— START —
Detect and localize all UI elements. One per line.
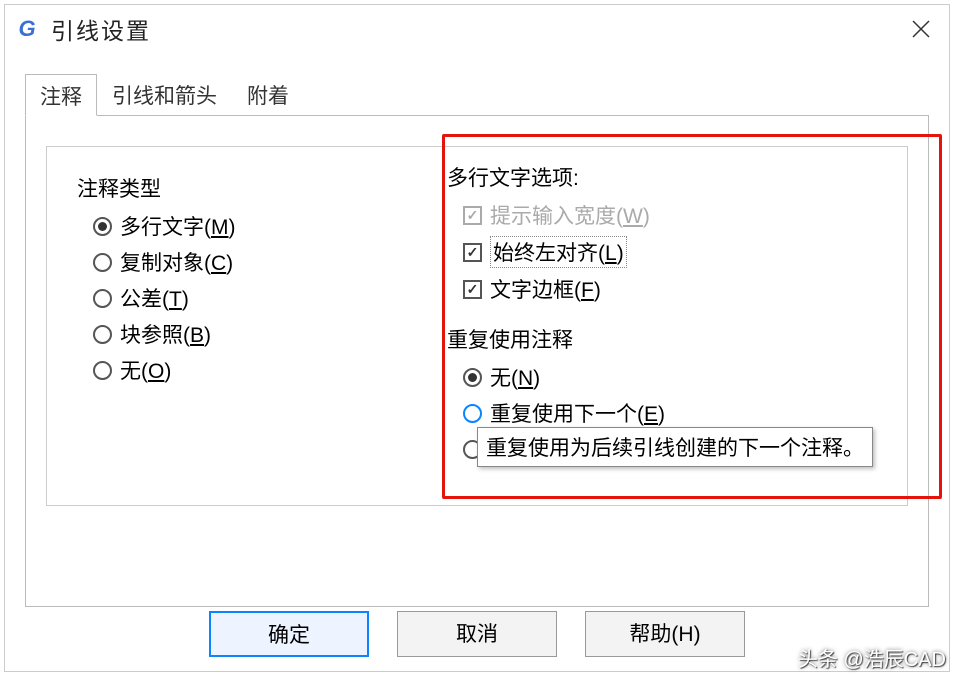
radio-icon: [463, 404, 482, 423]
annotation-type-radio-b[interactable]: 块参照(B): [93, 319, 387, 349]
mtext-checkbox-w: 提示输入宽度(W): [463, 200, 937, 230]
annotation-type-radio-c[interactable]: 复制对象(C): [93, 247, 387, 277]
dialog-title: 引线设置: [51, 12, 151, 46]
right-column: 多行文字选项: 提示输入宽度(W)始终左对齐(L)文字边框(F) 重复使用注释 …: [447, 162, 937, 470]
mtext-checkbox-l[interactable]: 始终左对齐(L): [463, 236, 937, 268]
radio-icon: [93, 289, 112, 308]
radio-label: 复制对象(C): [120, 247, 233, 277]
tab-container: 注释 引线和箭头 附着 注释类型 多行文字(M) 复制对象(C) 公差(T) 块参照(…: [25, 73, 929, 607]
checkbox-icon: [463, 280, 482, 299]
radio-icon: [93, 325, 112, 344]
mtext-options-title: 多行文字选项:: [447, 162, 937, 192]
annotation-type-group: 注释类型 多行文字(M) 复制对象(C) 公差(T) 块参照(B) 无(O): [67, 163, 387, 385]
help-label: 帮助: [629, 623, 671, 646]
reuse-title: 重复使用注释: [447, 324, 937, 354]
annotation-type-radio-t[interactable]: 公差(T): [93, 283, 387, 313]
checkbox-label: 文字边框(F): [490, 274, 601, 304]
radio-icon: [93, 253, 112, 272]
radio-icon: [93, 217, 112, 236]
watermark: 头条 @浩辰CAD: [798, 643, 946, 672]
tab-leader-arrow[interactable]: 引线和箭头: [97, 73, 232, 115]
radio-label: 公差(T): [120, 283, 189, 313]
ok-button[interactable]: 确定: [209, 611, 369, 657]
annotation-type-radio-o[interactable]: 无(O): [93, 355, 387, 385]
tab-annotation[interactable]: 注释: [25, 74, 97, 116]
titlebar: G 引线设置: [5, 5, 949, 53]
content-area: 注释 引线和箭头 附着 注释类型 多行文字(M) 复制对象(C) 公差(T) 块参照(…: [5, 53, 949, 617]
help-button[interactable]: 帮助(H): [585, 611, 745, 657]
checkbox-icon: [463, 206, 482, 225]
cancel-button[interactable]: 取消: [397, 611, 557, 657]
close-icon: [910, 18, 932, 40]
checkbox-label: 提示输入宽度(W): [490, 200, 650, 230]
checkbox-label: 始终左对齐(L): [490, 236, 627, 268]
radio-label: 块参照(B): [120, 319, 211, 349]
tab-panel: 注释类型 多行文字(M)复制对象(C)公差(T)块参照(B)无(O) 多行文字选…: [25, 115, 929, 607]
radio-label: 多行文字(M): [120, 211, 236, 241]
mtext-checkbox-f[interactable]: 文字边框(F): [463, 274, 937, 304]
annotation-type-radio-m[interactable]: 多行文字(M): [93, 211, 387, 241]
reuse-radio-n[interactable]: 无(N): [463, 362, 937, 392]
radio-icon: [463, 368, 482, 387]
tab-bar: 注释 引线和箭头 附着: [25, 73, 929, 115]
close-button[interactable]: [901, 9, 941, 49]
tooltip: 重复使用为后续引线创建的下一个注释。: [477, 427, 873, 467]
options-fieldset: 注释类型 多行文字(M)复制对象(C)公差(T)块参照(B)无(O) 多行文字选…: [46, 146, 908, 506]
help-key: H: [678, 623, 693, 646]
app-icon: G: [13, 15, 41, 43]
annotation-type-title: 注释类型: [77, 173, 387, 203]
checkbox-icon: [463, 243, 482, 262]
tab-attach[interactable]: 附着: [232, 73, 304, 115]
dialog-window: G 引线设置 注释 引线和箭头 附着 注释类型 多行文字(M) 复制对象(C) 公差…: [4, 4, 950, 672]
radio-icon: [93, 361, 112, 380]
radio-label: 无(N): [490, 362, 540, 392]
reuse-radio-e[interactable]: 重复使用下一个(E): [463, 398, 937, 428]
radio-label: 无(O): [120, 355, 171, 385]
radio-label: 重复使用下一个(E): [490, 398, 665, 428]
— END —
- Problem to solve
Give every line of the records above as a JSON list of strings, one string per line, with blank lines left out and the picture omitted.

- Task output
[
  "Detect and localize all UI elements. One per line.",
  "radio-icon: [463, 404, 482, 423]",
  "annotation-type-radio-b[interactable]: 块参照(B): [93, 319, 387, 349]",
  "mtext-checkbox-w: 提示输入宽度(W): [463, 200, 937, 230]",
  "annotation-type-radio-c[interactable]: 复制对象(C): [93, 247, 387, 277]",
  "dialog-title: 引线设置: [51, 12, 151, 46]",
  "right-column: 多行文字选项: 提示输入宽度(W)始终左对齐(L)文字边框(F) 重复使用注释 …: [447, 162, 937, 470]",
  "mtext-checkbox-l[interactable]: 始终左对齐(L): [463, 236, 937, 268]",
  "radio-icon: [93, 289, 112, 308]",
  "radio-label: 复制对象(C): [120, 247, 233, 277]",
  "tab-container: 注释 引线和箭头 附着 注释类型 多行文字(M) 复制对象(C) 公差(T) 块参照(…: [25, 73, 929, 607]",
  "checkbox-icon: [463, 280, 482, 299]",
  "radio-icon: [93, 325, 112, 344]",
  "mtext-options-title: 多行文字选项:: [447, 162, 937, 192]",
  "annotation-type-group: 注释类型 多行文字(M) 复制对象(C) 公差(T) 块参照(B) 无(O): [67, 163, 387, 385]",
  "help-label: 帮助: [629, 623, 671, 646]",
  "reuse-title: 重复使用注释: [447, 324, 937, 354]",
  "annotation-type-radio-t[interactable]: 公差(T): [93, 283, 387, 313]",
  "checkbox-label: 文字边框(F): [490, 274, 601, 304]",
  "radio-icon: [93, 253, 112, 272]",
  "radio-icon: [93, 217, 112, 236]",
  "watermark: 头条 @浩辰CAD: [798, 643, 946, 672]",
  "tab-leader-arrow[interactable]: 引线和箭头: [97, 73, 232, 115]",
  "radio-label: 公差(T): [120, 283, 189, 313]",
  "ok-button[interactable]: 确定: [209, 611, 369, 657]",
  "annotation-type-radio-o[interactable]: 无(O): [93, 355, 387, 385]",
  "tab-annotation[interactable]: 注释: [25, 74, 97, 116]",
  "titlebar: G 引线设置: [5, 5, 949, 53]",
  "content-area: 注释 引线和箭头 附着 注释类型 多行文字(M) 复制对象(C) 公差(T) 块参照(…: [5, 53, 949, 617]",
  "help-button[interactable]: 帮助(H): [585, 611, 745, 657]",
  "checkbox-icon: [463, 206, 482, 225]",
  "cancel-button[interactable]: 取消: [397, 611, 557, 657]",
  "close-icon: [910, 18, 932, 40]",
  "checkbox-label: 提示输入宽度(W): [490, 200, 650, 230]",
  "checkbox-label: 始终左对齐(L): [490, 236, 627, 268]",
  "radio-label: 块参照(B): [120, 319, 211, 349]",
  "tab-panel: 注释类型 多行文字(M)复制对象(C)公差(T)块参照(B)无(O) 多行文字选…: [25, 115, 929, 607]",
  "radio-label: 多行文字(M): [120, 211, 236, 241]",
  "mtext-checkbox-f[interactable]: 文字边框(F): [463, 274, 937, 304]",
  "annotation-type-radio-m[interactable]: 多行文字(M): [93, 211, 387, 241]",
  "reuse-radio-n[interactable]: 无(N): [463, 362, 937, 392]",
  "radio-icon: [463, 368, 482, 387]",
  "tab-bar: 注释 引线和箭头 附着: [25, 73, 929, 115]",
  "close-button[interactable]: [901, 9, 941, 49]",
  "tooltip: 重复使用为后续引线创建的下一个注释。: [477, 427, 873, 467]",
  "options-fieldset: 注释类型 多行文字(M)复制对象(C)公差(T)块参照(B)无(O) 多行文字选…: [46, 146, 908, 506]",
  "help-key: H: [678, 623, 693, 646]",
  "app-icon: G: [13, 15, 41, 43]",
  "annotation-type-title: 注释类型: [77, 173, 387, 203]",
  "checkbox-icon: [463, 243, 482, 262]",
  "tab-attach[interactable]: 附着: [232, 73, 304, 115]",
  "dialog-window: G 引线设置 注释 引线和箭头 附着 注释类型 多行文字(M) 复制对象(C) 公差…: [4, 4, 950, 672]",
  "radio-icon: [93, 361, 112, 380]",
  "radio-label: 无(N): [490, 362, 540, 392]",
  "reuse-radio-e[interactable]: 重复使用下一个(E): [463, 398, 937, 428]",
  "radio-label: 无(O): [120, 355, 171, 385]",
  "radio-label: 重复使用下一个(E): [490, 398, 665, 428]"
]